> _DO THIS_:
Repeat the data from the start through the line containing "category-header-general: General: [0, 307, 152, 336]", that line included.

(Dataset items)

════

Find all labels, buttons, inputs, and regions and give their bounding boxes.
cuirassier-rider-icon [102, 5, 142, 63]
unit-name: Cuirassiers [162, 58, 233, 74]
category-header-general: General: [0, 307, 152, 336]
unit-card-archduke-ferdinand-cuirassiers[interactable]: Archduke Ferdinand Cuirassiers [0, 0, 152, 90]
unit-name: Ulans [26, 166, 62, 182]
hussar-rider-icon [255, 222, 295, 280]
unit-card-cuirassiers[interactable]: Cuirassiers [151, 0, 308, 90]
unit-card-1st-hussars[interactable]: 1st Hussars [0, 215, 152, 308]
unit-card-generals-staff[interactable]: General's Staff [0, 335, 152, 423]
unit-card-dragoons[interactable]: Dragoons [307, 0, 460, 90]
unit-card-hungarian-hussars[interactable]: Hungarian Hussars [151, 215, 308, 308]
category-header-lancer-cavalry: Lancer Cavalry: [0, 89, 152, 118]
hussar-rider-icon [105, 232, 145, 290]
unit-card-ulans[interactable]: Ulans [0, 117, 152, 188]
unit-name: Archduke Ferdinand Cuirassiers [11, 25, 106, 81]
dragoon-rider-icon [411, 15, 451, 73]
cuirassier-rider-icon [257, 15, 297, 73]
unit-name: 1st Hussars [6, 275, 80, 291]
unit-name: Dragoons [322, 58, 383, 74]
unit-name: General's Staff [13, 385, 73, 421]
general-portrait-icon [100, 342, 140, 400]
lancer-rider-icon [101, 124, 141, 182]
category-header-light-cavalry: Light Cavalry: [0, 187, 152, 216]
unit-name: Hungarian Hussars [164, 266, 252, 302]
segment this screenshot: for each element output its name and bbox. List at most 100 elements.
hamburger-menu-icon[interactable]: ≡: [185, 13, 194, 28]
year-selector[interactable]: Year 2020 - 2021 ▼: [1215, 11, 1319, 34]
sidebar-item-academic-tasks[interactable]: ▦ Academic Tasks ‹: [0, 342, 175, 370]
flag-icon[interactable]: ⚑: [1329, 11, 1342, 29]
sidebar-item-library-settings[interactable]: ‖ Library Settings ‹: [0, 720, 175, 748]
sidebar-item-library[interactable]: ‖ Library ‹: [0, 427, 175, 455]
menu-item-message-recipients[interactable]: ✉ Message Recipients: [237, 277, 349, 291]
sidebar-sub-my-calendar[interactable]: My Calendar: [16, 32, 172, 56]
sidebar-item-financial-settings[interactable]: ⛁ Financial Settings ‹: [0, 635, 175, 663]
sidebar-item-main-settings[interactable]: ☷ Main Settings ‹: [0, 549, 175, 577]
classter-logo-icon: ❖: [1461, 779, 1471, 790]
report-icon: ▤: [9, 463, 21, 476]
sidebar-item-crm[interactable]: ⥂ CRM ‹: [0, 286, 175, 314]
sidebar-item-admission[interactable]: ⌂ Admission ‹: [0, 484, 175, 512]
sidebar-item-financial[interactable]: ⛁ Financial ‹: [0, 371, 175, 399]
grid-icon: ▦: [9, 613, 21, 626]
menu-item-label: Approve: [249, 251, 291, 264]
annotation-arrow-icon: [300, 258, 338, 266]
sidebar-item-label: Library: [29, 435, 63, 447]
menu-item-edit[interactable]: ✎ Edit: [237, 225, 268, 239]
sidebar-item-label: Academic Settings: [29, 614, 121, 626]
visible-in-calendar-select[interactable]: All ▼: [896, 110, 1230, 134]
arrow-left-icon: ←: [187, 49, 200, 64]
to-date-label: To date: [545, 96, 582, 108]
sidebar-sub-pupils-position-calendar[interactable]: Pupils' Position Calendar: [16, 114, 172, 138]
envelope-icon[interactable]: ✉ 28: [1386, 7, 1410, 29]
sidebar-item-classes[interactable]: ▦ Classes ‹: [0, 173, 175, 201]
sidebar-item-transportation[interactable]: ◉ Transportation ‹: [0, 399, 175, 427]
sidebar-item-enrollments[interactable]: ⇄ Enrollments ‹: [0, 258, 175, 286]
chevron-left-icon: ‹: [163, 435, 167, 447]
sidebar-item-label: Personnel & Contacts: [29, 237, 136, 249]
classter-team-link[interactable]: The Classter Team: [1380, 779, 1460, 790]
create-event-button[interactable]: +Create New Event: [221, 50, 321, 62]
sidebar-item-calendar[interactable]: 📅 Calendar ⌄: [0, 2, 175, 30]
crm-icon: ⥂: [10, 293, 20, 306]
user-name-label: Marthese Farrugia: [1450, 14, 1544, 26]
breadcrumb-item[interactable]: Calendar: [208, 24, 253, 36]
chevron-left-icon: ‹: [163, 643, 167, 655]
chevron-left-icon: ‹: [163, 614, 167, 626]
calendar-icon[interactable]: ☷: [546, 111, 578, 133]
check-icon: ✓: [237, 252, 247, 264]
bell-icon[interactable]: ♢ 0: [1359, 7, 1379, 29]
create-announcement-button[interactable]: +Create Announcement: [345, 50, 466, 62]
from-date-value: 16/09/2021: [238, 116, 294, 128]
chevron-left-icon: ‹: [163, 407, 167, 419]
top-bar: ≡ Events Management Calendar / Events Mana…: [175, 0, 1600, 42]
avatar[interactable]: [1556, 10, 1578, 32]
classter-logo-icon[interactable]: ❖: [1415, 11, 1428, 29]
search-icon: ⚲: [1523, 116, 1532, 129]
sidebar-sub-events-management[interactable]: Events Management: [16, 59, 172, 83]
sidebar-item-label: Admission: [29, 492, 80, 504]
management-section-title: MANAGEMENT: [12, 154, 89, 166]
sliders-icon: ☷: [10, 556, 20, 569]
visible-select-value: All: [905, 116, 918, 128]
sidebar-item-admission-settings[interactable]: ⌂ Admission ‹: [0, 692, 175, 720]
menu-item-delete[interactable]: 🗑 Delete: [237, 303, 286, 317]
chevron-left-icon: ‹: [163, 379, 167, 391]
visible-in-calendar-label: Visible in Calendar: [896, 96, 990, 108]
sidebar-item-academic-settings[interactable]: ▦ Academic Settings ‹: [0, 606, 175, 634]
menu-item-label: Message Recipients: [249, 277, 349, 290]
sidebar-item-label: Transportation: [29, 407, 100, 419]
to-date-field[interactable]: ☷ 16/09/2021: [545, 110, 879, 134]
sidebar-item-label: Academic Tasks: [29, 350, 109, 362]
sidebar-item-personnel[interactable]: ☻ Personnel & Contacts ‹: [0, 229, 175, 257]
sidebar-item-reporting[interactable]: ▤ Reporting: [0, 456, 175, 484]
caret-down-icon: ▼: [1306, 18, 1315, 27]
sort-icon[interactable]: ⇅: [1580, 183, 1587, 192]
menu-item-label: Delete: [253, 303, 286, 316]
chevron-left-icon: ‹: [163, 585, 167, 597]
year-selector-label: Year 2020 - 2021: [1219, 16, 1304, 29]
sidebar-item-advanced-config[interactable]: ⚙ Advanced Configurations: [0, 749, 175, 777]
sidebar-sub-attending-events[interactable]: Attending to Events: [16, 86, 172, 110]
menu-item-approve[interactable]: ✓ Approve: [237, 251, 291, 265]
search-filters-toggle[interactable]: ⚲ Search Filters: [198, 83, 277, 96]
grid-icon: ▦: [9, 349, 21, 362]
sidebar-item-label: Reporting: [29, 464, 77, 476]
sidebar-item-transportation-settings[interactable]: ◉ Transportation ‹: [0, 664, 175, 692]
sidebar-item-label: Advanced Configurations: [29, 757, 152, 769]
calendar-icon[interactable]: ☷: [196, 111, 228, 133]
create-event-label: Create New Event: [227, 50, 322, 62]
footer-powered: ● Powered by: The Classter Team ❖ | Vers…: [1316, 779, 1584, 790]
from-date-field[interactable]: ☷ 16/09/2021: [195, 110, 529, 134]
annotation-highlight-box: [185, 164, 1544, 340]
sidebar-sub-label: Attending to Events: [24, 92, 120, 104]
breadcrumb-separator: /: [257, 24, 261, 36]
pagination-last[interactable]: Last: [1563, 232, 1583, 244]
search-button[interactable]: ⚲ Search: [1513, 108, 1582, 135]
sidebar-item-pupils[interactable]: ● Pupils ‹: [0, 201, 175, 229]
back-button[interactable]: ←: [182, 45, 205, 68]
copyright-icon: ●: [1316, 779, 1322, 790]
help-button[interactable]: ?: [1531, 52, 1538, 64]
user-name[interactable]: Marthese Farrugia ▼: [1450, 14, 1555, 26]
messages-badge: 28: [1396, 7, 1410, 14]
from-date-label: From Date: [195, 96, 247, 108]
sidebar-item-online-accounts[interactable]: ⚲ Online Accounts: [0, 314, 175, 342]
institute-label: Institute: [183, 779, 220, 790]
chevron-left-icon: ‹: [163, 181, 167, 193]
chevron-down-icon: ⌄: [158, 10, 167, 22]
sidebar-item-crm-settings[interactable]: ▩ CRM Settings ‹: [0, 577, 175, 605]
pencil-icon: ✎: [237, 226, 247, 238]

════

> _RESULT OF THE TASK_:
Find all labels, buttons, inputs, and regions and give their bounding boxes.
cuirassier-rider-icon [102, 5, 142, 63]
unit-name: Cuirassiers [162, 58, 233, 74]
category-header-general: General: [0, 307, 152, 336]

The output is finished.